Brief
Of all the lines in the records, how many hold the word "quidem"? Answer with the number only.

-- Start Data to use --

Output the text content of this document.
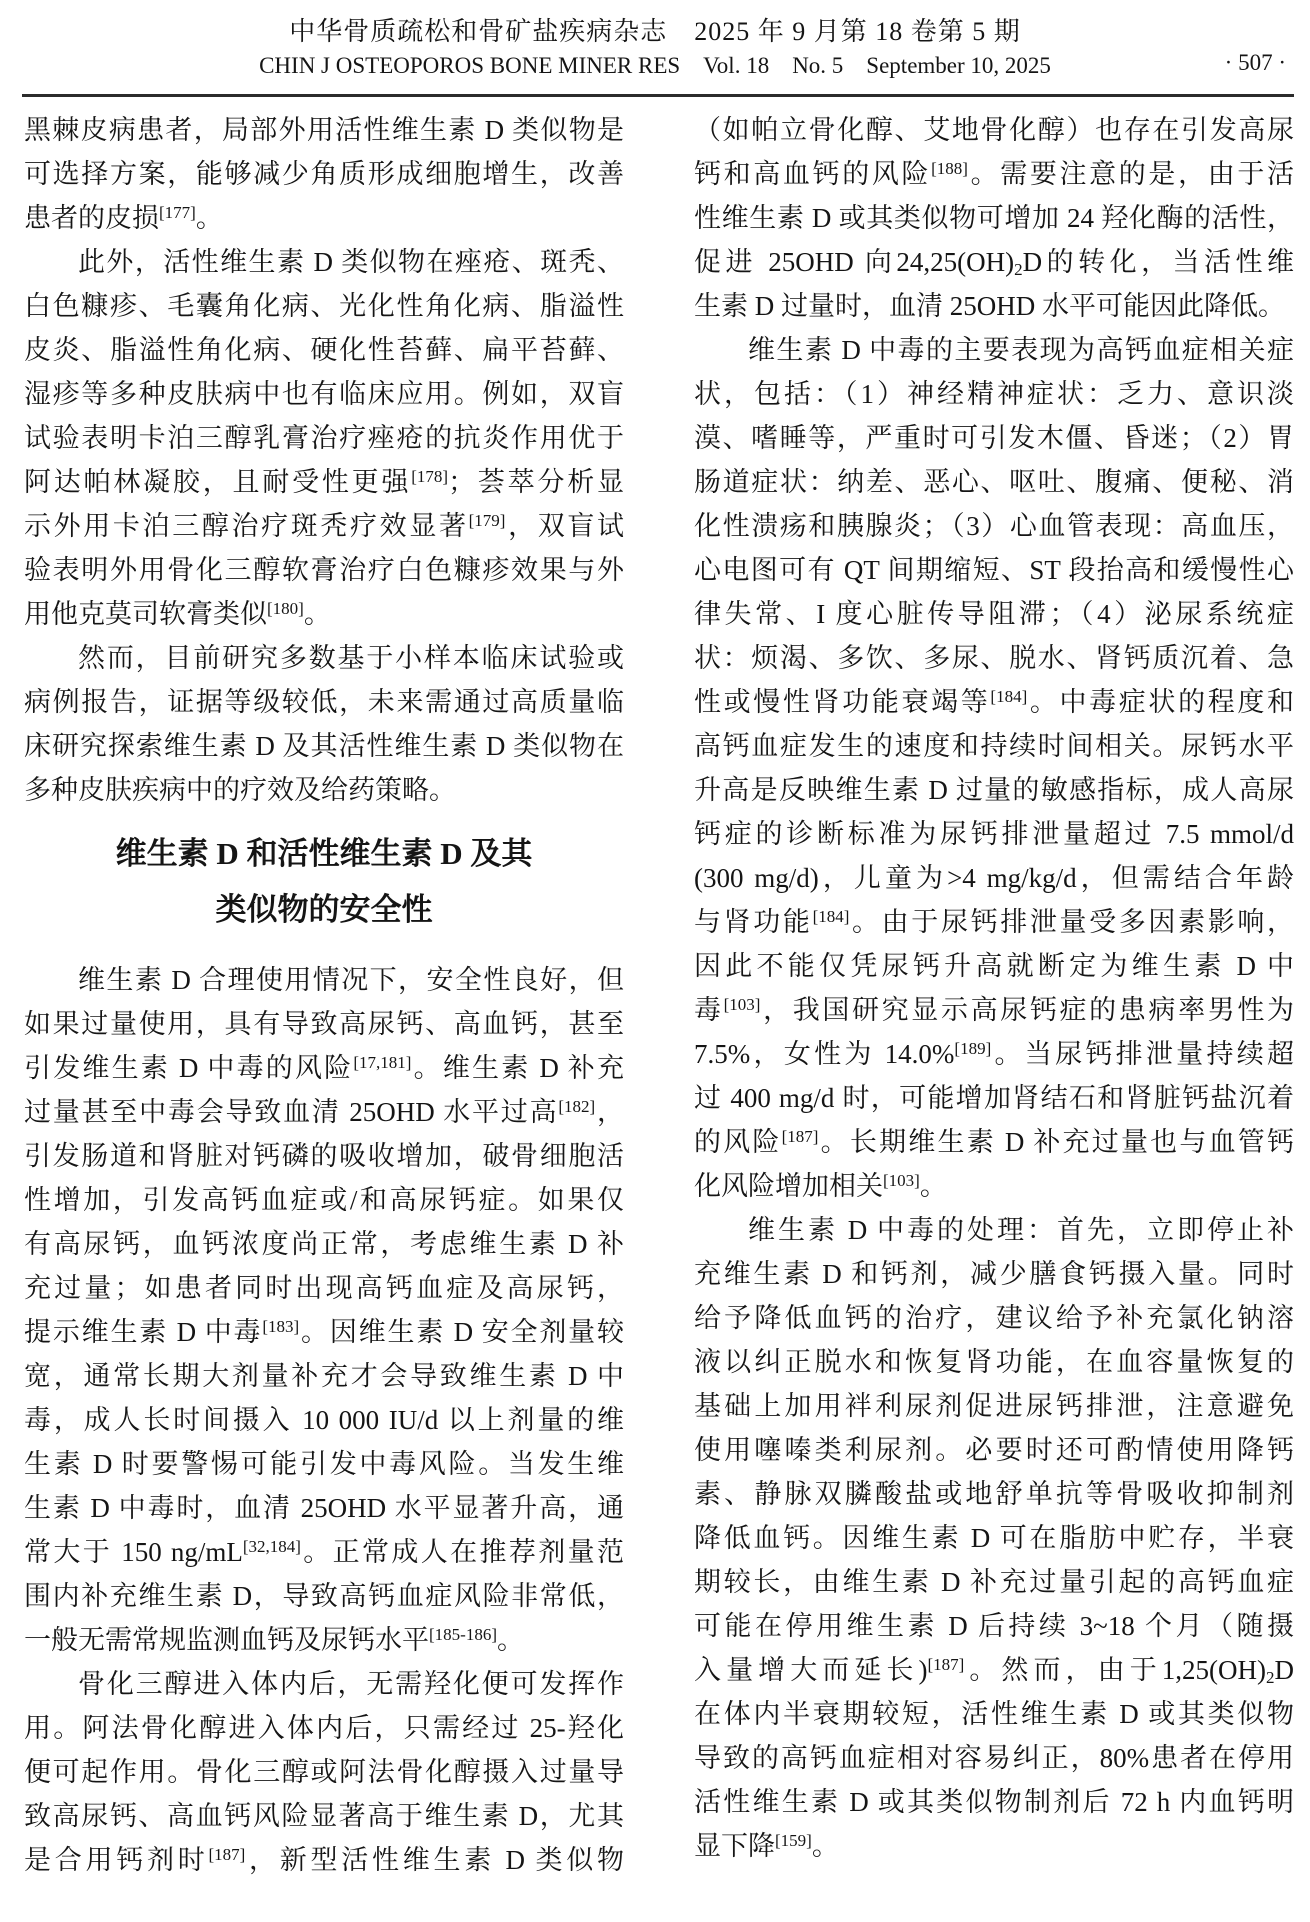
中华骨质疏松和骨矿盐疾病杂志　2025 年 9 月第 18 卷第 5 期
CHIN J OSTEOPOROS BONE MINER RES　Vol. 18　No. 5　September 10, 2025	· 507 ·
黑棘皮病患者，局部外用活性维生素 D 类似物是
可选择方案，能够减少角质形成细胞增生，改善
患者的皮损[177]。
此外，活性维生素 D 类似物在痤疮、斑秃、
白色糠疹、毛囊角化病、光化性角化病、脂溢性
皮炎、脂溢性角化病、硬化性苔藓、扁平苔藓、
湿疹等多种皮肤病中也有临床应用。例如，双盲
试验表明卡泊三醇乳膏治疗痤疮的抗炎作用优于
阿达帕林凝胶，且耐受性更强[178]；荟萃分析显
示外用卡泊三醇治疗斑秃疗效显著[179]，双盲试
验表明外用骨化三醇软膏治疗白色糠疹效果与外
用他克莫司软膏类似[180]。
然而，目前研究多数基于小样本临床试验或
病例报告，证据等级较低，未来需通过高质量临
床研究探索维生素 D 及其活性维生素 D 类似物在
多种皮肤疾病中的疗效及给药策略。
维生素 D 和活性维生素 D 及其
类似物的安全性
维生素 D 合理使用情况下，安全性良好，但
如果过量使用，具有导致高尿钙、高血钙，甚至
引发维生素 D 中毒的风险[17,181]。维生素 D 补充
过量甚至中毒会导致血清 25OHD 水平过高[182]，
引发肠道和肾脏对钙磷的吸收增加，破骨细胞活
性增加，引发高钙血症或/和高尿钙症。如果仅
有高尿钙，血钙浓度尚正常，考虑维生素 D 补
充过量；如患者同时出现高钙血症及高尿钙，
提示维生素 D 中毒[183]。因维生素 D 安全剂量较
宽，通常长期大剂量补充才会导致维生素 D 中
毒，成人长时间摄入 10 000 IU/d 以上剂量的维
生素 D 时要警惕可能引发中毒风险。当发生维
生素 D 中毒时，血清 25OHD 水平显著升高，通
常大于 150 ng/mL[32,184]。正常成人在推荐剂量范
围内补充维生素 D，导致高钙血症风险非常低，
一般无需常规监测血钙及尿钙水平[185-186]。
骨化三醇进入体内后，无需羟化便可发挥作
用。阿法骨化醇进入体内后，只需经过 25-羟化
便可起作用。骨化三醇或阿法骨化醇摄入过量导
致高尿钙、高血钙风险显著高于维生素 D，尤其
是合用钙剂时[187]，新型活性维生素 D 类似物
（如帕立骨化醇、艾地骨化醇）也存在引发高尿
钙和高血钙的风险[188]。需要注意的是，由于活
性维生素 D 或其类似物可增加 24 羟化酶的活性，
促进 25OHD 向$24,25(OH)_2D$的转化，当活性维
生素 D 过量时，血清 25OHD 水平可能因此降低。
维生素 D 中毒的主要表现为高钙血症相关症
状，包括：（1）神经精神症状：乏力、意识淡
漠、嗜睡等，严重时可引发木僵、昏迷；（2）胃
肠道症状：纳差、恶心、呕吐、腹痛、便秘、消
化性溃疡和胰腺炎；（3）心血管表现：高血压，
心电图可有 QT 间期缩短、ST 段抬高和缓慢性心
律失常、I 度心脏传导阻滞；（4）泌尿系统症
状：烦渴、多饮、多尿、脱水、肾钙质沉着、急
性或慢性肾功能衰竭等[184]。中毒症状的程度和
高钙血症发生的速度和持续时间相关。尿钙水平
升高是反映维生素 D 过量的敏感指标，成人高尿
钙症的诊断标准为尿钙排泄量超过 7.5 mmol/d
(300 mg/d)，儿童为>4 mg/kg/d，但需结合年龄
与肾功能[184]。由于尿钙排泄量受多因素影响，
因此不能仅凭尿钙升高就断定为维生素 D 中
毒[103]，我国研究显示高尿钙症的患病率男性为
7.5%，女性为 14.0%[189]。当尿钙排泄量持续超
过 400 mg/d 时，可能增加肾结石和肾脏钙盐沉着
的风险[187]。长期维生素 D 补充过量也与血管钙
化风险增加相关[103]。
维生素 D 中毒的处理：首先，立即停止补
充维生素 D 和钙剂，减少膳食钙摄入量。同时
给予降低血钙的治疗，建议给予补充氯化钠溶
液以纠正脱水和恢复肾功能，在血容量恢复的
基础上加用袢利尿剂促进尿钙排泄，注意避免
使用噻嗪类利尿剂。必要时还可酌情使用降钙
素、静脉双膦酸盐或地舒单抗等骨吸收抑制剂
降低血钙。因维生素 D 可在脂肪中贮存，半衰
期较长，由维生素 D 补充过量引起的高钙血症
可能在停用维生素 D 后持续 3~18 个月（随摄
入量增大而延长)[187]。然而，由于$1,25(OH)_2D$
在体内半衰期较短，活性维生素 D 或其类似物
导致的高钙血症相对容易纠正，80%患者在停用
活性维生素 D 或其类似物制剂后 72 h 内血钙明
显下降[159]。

-- End Data to use --
-- Start Data to use --

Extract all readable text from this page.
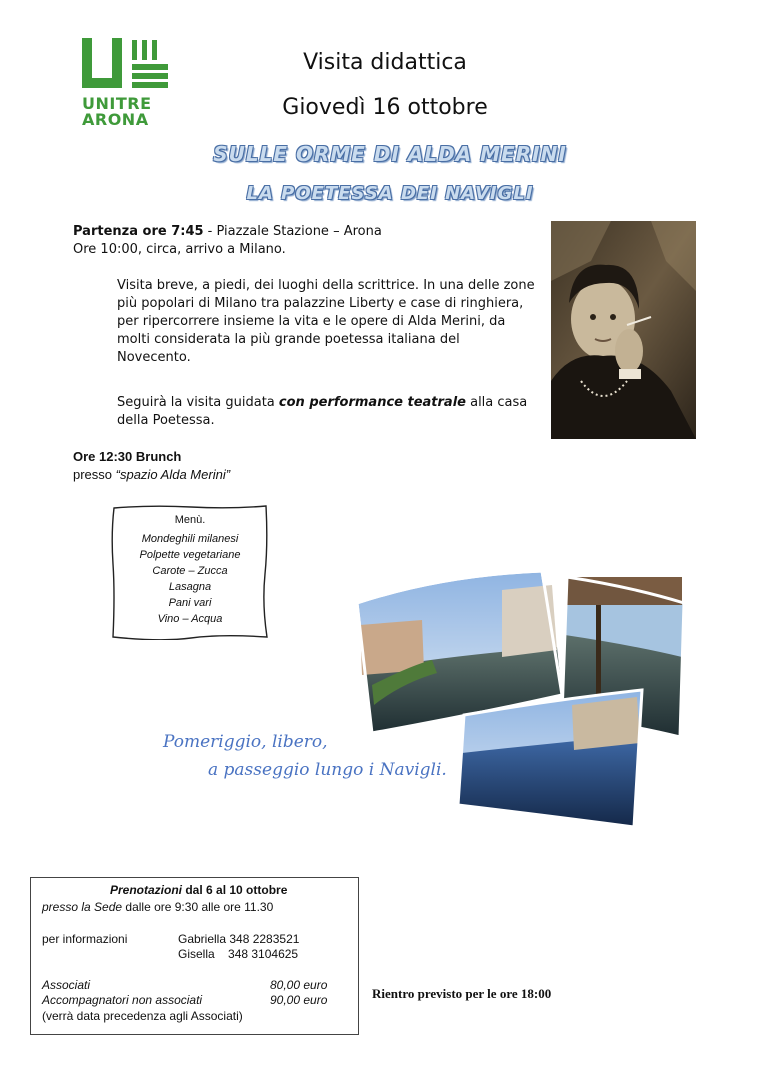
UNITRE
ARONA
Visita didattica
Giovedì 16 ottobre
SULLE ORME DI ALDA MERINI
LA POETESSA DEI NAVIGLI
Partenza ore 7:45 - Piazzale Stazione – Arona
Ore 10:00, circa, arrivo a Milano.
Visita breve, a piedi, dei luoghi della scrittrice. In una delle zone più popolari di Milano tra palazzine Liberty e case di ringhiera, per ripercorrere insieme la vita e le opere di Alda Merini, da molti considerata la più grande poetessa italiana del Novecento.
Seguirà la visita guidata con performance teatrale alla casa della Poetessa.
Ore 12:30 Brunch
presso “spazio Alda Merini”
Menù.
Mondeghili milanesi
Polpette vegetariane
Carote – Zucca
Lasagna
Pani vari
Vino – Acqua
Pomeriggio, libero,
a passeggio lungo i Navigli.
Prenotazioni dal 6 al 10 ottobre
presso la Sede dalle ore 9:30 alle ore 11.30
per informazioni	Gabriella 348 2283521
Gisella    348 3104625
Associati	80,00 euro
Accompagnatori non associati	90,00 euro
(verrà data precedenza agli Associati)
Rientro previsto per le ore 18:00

-- End Data to use --
-- Start Data to use --

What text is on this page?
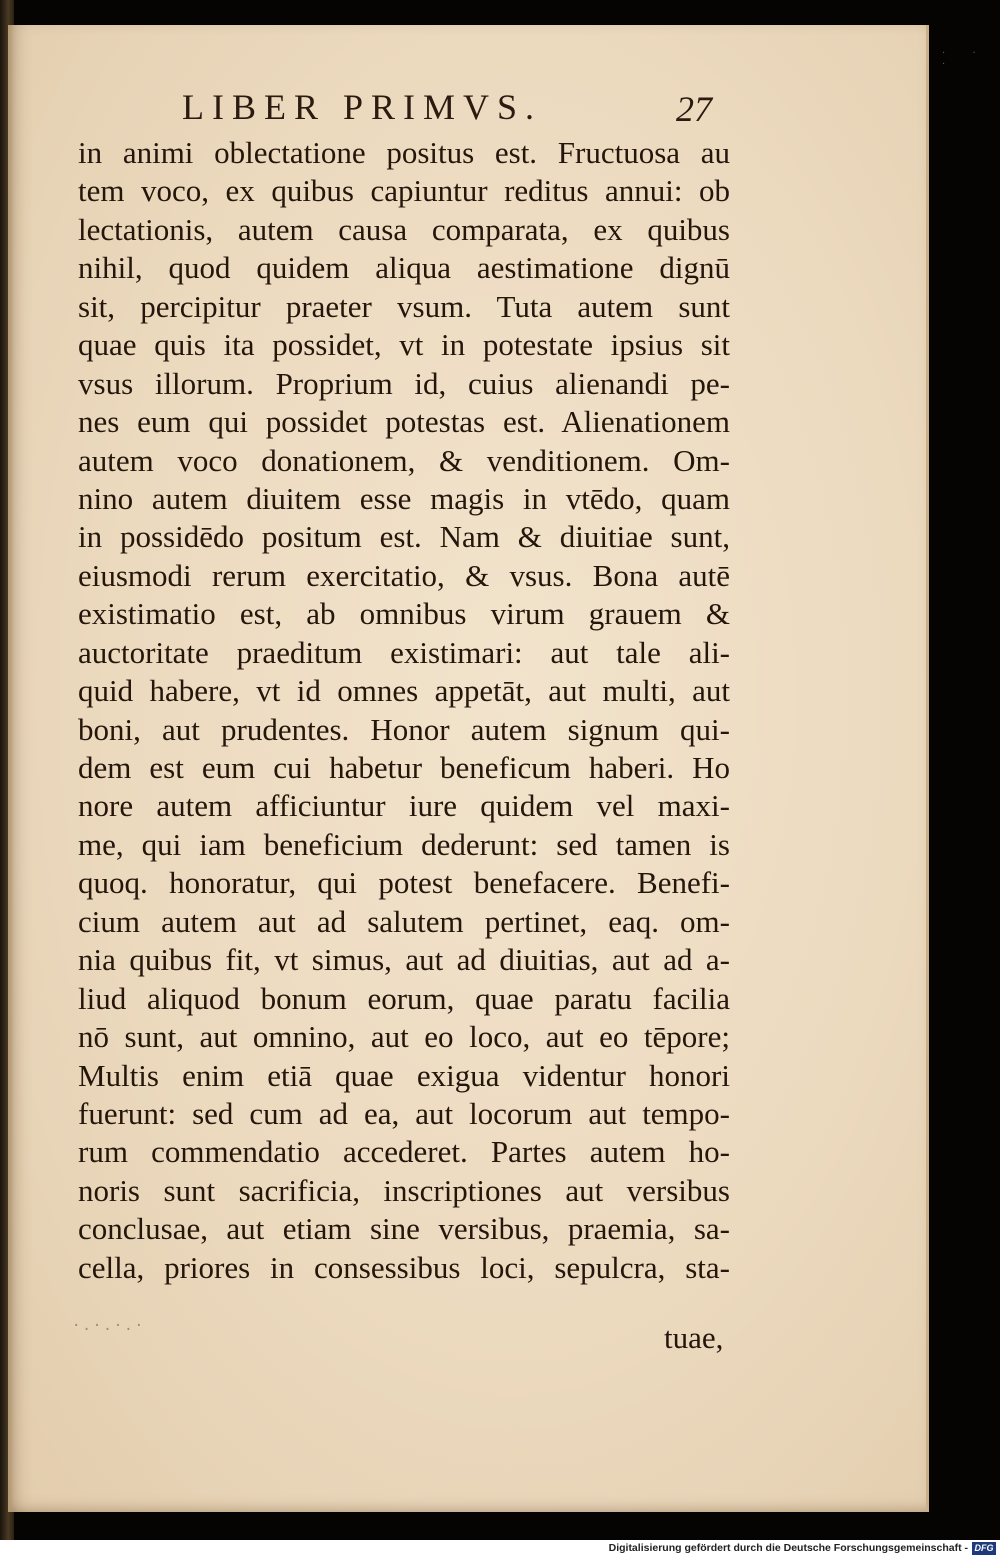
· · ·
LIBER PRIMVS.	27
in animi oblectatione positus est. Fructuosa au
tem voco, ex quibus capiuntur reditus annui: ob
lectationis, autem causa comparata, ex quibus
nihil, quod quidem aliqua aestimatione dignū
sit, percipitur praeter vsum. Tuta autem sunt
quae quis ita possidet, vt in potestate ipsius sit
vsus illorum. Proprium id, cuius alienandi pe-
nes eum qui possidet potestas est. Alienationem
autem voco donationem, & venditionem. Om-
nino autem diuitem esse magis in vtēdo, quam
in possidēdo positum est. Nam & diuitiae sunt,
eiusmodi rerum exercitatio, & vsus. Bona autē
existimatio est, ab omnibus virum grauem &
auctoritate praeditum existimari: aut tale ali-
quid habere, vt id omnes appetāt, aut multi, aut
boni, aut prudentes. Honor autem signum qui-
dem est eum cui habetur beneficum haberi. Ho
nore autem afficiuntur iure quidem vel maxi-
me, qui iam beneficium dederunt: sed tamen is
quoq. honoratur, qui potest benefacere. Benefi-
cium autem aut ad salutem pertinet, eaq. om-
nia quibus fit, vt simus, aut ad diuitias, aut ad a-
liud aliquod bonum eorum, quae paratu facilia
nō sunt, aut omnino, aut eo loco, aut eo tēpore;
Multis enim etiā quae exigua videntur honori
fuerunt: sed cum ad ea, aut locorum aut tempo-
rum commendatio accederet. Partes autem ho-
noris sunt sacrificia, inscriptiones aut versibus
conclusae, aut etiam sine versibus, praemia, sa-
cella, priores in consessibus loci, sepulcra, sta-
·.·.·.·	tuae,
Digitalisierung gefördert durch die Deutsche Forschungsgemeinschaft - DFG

-- End Data to use --

Result of the exercise
2